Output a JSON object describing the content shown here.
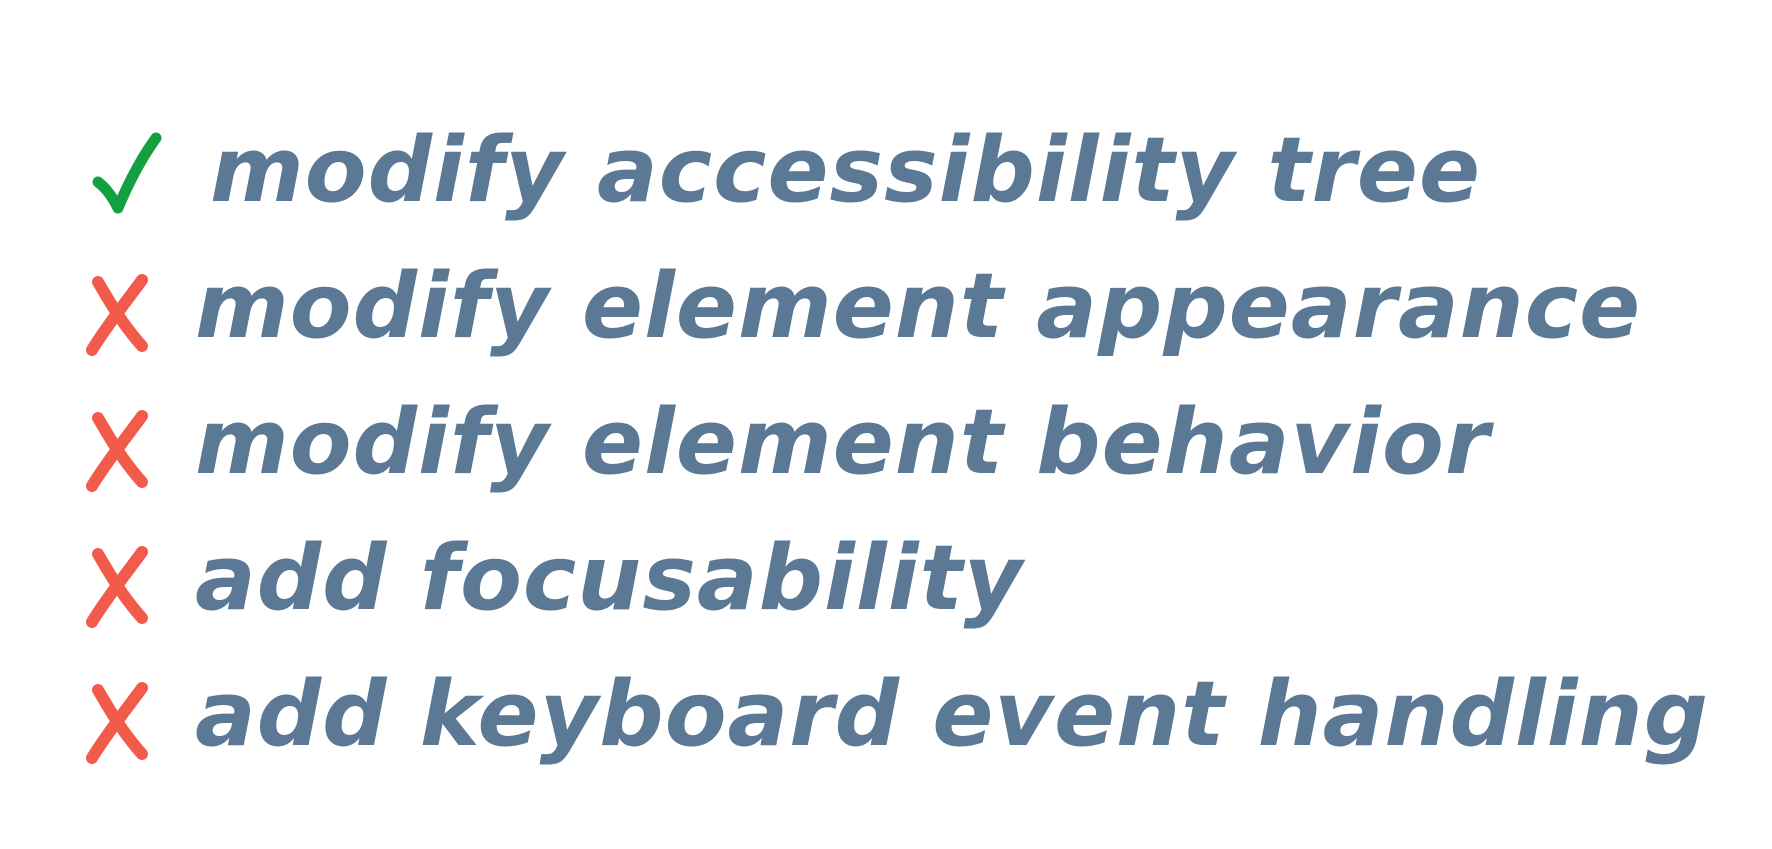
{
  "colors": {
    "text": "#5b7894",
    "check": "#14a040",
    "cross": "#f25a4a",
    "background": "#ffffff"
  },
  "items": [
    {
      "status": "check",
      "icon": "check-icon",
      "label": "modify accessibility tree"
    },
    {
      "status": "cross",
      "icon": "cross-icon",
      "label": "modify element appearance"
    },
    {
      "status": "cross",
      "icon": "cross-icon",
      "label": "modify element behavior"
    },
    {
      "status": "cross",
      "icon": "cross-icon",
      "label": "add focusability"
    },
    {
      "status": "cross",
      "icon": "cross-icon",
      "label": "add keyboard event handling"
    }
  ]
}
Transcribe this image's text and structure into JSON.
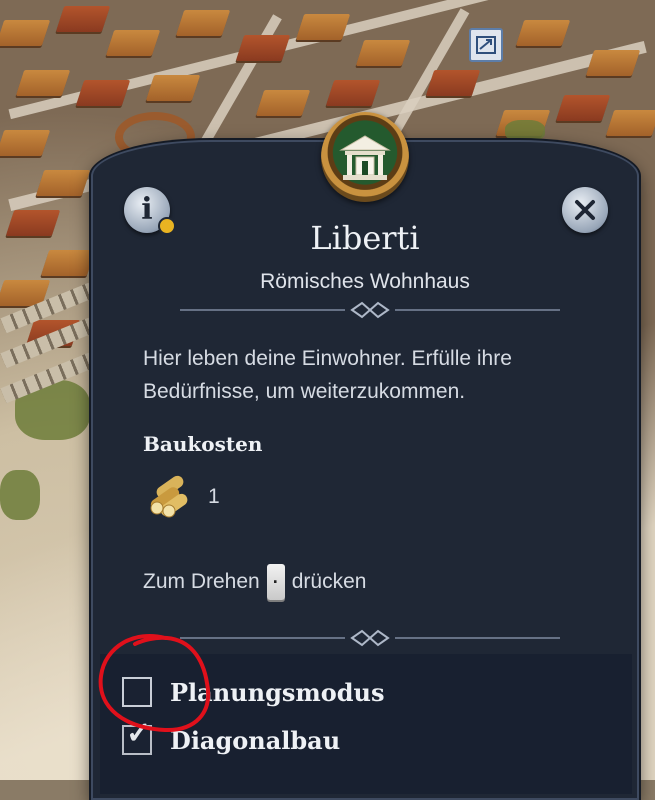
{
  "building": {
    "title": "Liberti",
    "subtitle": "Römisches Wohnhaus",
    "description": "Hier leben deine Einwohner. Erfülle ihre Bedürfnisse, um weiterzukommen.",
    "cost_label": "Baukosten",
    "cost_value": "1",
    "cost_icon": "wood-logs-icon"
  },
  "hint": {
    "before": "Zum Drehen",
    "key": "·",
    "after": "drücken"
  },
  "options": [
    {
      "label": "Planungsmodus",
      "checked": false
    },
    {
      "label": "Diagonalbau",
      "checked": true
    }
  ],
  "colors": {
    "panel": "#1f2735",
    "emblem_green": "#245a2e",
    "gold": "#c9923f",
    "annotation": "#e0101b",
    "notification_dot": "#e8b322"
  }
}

□ □ □ □ □

BRIEF
Restate the records word for word, omitting images.

FINAL ANSWER
Output a JSON object describing the content shown here.
{
  "colors": {
    "text": "#5b7894",
    "check": "#14a040",
    "cross": "#f25a4a",
    "background": "#ffffff"
  },
  "items": [
    {
      "status": "check",
      "icon": "check-icon",
      "label": "modify accessibility tree"
    },
    {
      "status": "cross",
      "icon": "cross-icon",
      "label": "modify element appearance"
    },
    {
      "status": "cross",
      "icon": "cross-icon",
      "label": "modify element behavior"
    },
    {
      "status": "cross",
      "icon": "cross-icon",
      "label": "add focusability"
    },
    {
      "status": "cross",
      "icon": "cross-icon",
      "label": "add keyboard event handling"
    }
  ]
}
Transcribe this image's text and structure into JSON.
{
  "building": {
    "title": "Liberti",
    "subtitle": "Römisches Wohnhaus",
    "description": "Hier leben deine Einwohner. Erfülle ihre Bedürfnisse, um weiterzukommen.",
    "cost_label": "Baukosten",
    "cost_value": "1",
    "cost_icon": "wood-logs-icon"
  },
  "hint": {
    "before": "Zum Drehen",
    "key": "·",
    "after": "drücken"
  },
  "options": [
    {
      "label": "Planungsmodus",
      "checked": false
    },
    {
      "label": "Diagonalbau",
      "checked": true
    }
  ],
  "colors": {
    "panel": "#1f2735",
    "emblem_green": "#245a2e",
    "gold": "#c9923f",
    "annotation": "#e0101b",
    "notification_dot": "#e8b322"
  }
}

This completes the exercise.